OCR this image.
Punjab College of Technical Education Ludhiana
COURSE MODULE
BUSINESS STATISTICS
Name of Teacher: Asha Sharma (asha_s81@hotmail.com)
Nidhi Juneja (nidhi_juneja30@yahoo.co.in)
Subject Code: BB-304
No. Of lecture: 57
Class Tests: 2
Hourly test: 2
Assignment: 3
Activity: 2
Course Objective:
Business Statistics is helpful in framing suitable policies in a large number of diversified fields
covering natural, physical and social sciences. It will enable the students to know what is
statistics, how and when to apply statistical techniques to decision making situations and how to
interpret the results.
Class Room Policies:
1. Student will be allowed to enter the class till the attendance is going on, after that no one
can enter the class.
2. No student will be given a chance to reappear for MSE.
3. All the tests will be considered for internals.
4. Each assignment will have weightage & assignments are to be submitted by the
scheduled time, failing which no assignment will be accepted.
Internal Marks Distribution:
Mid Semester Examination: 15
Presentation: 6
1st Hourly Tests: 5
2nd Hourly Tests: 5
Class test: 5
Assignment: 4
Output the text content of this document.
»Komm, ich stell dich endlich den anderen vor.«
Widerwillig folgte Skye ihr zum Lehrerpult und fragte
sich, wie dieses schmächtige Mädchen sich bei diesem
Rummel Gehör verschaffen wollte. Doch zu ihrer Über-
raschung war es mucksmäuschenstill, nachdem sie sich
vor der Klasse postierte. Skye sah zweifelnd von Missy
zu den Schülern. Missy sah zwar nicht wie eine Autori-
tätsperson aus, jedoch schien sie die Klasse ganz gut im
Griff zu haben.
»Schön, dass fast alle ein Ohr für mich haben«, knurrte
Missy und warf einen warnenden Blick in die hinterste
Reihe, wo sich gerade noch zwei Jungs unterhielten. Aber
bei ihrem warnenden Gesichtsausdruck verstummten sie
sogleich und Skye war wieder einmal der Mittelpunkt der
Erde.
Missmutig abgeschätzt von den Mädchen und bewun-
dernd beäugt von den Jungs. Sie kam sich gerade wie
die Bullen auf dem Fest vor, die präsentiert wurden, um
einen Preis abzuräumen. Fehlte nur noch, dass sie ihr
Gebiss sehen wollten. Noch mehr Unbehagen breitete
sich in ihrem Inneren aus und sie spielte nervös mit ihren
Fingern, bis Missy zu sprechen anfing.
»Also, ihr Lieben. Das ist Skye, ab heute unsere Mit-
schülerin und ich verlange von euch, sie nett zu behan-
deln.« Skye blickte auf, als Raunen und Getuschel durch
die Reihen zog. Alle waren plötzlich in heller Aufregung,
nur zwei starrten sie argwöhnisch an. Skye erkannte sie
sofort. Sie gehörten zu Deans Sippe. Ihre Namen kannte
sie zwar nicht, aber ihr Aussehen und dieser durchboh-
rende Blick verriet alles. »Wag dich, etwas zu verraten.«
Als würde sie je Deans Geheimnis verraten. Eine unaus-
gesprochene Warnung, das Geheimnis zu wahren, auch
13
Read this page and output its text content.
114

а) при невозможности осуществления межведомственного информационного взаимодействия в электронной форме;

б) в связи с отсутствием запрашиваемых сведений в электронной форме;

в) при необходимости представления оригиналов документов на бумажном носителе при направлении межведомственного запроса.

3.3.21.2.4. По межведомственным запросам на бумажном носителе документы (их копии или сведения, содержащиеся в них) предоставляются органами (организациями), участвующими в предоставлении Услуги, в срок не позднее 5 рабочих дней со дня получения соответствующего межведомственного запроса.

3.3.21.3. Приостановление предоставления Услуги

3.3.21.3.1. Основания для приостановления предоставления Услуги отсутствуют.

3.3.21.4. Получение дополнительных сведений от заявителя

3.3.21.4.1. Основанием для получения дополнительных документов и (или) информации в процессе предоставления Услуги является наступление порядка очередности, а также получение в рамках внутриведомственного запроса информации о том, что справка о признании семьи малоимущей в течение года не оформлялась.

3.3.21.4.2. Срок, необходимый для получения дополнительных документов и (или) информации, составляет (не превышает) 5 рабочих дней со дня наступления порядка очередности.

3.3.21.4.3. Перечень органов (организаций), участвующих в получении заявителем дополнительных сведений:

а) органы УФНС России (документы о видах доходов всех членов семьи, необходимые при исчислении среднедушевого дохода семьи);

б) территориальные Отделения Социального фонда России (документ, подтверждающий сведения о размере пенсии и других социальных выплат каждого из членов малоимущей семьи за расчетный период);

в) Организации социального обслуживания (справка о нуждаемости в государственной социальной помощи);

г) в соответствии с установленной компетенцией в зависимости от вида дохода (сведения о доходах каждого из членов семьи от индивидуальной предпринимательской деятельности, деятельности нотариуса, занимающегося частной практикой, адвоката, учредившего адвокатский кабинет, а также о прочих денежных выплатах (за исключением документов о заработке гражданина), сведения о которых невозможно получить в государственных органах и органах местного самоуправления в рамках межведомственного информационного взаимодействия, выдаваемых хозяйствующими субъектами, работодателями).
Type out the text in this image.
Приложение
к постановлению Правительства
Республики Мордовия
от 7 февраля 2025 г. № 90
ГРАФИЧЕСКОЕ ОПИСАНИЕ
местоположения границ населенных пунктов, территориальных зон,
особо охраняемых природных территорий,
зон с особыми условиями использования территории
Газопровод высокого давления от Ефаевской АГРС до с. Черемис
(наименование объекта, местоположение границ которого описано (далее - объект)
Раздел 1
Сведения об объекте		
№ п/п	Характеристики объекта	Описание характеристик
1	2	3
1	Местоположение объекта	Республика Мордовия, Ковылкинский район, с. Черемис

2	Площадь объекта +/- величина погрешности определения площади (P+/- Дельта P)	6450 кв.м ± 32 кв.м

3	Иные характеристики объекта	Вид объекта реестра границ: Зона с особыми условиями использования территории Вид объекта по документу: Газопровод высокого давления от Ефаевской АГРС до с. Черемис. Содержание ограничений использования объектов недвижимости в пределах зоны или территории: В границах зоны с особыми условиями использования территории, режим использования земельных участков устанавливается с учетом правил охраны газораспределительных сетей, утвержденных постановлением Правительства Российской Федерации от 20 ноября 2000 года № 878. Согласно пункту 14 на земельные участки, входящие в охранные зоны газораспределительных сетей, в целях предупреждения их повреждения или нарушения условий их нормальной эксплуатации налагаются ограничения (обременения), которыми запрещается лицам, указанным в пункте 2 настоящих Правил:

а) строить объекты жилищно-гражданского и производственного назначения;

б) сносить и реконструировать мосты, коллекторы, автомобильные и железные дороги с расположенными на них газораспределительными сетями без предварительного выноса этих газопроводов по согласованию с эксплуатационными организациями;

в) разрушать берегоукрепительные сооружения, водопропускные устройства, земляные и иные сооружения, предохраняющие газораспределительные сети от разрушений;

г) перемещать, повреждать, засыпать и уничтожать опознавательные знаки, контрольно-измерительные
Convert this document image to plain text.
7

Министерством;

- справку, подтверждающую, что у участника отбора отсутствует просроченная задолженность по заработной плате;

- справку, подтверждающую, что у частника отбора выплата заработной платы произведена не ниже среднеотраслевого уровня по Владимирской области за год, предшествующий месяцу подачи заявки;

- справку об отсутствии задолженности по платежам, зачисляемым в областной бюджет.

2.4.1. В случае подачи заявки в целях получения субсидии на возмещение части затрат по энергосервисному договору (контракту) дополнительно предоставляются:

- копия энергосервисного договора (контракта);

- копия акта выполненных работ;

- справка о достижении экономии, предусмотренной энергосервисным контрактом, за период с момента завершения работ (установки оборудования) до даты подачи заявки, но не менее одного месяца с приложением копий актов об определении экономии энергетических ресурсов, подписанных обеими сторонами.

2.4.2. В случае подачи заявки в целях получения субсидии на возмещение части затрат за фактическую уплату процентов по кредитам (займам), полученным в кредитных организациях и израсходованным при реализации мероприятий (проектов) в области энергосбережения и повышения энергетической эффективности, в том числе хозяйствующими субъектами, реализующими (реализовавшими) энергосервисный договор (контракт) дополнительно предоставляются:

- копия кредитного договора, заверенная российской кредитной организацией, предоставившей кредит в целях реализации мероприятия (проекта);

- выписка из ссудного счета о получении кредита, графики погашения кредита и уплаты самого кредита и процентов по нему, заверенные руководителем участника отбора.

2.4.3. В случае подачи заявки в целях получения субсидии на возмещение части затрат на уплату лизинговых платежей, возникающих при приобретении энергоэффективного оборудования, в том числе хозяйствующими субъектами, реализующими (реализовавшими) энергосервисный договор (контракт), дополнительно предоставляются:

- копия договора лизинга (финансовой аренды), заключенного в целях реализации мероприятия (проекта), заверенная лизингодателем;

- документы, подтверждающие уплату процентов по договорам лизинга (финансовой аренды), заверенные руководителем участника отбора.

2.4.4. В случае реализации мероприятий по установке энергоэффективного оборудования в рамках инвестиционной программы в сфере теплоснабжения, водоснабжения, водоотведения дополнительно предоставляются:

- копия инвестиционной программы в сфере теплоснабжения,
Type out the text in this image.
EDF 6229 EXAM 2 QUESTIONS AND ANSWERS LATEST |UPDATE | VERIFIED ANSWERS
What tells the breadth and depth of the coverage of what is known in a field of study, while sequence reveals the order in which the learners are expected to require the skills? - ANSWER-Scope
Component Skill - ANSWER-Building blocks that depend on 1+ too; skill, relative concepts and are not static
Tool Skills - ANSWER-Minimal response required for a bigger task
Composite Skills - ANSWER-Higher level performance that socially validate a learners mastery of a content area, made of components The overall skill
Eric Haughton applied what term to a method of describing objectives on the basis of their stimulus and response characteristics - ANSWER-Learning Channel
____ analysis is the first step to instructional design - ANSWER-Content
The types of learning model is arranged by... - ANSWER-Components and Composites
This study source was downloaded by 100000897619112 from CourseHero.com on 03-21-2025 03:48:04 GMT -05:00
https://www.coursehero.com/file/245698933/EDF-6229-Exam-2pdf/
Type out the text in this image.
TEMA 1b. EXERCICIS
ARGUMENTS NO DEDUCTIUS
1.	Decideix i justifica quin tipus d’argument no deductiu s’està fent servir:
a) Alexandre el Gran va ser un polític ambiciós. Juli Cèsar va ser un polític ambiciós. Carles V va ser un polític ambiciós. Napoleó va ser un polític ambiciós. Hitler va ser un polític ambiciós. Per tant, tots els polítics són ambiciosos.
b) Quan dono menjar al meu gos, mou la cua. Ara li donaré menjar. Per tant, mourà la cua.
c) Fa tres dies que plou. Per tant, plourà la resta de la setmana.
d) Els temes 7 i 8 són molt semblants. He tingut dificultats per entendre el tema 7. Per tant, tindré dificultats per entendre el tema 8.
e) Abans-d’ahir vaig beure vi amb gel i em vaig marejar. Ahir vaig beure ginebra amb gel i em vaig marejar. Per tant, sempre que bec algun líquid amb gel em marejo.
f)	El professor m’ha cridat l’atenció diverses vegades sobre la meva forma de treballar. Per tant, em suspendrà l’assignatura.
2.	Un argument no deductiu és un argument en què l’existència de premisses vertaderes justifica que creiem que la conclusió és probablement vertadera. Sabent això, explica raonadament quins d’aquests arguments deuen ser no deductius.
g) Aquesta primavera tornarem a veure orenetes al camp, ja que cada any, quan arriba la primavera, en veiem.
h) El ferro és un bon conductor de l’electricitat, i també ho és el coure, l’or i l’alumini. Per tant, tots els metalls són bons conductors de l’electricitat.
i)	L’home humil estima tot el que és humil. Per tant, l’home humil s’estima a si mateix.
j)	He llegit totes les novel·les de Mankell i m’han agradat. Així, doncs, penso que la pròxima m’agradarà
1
----
Task statement:
Select from the material above each line in which the string "проекта" appears, and list those lines.

Written response:
- копия кредитного договора, заверенная российской кредитной организацией, предоставившей кредит в целях реализации мероприятия (проекта);
- копия договора лизинга (финансовой аренды), заключенного в целях реализации мероприятия (проекта), заверенная лизингодателем;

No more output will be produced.